═════ Data entries ═════

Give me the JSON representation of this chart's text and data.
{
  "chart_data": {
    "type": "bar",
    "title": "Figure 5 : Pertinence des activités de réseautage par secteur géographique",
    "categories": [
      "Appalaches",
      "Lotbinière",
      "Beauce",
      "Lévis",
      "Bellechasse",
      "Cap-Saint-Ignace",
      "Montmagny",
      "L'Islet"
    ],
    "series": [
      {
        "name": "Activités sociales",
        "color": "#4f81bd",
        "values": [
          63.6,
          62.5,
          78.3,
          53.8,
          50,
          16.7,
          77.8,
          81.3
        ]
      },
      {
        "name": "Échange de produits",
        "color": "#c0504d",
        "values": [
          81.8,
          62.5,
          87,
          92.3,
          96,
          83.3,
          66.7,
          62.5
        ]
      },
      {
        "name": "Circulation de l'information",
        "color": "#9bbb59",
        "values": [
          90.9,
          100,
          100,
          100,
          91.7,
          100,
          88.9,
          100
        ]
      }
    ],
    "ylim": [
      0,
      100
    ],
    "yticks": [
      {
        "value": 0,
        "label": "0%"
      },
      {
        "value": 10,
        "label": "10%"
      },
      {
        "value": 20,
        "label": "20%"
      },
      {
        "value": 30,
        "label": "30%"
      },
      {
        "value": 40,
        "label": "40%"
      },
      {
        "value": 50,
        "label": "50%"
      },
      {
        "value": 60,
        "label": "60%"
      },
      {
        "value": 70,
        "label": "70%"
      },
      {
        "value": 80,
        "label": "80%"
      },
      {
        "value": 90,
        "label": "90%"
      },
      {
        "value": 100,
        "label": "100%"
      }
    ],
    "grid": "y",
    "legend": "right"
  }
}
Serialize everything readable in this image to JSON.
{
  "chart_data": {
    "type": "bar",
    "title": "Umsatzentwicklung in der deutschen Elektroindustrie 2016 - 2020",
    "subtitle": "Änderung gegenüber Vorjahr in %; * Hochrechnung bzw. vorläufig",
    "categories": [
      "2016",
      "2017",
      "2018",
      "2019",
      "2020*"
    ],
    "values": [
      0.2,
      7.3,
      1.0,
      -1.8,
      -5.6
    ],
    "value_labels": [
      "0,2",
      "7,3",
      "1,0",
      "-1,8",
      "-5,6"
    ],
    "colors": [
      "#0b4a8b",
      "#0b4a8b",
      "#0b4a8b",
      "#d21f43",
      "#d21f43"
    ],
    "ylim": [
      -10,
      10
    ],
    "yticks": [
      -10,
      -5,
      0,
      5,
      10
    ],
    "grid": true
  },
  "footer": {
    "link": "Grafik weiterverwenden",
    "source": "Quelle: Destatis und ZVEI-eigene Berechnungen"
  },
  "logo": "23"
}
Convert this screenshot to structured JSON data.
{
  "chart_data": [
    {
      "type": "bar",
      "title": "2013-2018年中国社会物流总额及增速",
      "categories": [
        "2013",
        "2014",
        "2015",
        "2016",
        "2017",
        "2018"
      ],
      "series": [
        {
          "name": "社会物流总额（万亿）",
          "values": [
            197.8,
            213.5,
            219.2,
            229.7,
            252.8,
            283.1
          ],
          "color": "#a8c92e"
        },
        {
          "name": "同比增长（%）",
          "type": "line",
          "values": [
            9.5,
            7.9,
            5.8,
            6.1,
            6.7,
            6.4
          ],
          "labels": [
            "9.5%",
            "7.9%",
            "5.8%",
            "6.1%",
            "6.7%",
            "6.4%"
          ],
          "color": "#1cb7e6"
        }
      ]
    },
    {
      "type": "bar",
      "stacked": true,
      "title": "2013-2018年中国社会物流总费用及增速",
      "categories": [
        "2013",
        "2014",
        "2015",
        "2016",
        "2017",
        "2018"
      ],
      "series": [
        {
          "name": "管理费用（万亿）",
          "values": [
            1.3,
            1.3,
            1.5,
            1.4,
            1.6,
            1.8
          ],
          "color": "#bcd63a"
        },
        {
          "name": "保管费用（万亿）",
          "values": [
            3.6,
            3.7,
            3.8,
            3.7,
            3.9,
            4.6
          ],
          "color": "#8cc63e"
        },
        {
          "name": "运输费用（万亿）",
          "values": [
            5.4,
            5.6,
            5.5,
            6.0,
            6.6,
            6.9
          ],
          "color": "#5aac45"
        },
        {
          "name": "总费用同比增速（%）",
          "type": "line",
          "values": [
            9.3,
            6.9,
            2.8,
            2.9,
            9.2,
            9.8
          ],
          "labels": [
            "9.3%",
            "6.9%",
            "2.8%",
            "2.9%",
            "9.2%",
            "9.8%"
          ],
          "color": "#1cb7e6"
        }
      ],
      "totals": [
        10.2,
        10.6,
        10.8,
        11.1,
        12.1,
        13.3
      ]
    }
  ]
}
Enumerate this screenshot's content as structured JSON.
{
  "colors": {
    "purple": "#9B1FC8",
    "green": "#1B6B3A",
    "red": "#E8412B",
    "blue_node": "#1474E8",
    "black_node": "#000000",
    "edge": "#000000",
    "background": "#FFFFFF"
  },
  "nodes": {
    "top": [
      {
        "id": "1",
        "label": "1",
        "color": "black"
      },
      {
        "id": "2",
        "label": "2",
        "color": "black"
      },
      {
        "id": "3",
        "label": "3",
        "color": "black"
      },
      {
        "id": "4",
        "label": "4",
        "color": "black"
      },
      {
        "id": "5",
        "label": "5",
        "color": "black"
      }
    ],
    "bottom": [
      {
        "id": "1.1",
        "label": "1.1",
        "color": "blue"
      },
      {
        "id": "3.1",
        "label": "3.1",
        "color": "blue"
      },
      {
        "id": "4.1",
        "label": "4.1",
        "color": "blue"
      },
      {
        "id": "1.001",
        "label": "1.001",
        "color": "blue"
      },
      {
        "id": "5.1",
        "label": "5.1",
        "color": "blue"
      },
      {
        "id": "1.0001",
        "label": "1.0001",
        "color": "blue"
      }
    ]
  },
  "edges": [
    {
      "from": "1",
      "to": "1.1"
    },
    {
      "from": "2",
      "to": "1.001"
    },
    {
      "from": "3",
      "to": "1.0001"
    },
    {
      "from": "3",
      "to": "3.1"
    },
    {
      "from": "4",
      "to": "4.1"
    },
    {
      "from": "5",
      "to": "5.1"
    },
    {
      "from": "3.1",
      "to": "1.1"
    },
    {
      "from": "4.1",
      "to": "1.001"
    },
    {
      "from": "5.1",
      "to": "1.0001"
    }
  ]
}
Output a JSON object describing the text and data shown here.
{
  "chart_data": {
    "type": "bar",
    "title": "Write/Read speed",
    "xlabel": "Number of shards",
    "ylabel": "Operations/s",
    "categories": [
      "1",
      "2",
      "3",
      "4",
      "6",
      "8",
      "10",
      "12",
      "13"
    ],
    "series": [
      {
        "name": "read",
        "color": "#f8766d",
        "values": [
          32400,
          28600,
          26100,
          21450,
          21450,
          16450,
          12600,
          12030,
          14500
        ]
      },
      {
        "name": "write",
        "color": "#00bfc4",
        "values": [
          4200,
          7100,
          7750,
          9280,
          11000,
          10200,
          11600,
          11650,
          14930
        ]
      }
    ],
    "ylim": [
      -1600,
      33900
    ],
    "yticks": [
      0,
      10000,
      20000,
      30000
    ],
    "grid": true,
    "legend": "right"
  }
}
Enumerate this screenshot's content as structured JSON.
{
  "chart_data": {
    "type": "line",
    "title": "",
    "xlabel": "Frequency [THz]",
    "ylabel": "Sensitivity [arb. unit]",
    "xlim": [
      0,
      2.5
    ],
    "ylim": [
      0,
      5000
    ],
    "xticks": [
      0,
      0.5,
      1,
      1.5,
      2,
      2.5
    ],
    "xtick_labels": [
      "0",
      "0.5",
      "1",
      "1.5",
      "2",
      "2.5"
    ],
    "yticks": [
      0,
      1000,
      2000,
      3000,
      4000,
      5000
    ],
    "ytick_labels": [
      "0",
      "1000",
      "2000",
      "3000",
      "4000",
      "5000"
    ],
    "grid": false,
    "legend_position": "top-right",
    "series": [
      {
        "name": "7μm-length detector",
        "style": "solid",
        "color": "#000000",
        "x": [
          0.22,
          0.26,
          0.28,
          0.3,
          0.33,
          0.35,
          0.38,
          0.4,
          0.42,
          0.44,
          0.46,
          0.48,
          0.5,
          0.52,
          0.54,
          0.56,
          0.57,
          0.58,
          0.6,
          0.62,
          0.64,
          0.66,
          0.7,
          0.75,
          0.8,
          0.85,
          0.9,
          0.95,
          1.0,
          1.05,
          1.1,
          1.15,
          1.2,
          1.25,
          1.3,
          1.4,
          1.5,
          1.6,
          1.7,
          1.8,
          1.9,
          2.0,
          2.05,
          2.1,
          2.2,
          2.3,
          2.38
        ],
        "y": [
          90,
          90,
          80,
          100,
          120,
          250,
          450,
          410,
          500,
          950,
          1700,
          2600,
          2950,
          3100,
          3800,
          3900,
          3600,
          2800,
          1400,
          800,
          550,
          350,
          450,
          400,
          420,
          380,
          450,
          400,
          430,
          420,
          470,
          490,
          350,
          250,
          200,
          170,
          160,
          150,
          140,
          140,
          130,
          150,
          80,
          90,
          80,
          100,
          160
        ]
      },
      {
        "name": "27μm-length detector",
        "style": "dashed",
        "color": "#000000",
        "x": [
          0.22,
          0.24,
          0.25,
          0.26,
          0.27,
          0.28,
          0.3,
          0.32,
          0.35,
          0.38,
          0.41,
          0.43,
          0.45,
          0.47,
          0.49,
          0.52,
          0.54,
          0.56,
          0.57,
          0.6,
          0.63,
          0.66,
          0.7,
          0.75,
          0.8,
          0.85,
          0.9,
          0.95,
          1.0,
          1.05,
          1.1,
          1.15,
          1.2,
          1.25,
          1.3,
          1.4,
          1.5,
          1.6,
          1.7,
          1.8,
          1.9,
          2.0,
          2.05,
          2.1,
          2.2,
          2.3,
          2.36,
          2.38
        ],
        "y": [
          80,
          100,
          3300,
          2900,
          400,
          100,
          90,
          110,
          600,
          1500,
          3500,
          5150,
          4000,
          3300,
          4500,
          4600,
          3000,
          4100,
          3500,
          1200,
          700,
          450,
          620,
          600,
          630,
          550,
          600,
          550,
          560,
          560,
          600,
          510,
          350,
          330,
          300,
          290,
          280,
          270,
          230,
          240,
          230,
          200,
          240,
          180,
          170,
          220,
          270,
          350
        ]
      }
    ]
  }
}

═════

* What is required *
Look through the data above. Copy every line with the string "text" in it.

* Exercise result *
Give me the JSON representation of this chart's text and data.
Output a JSON object describing the text and data shown here.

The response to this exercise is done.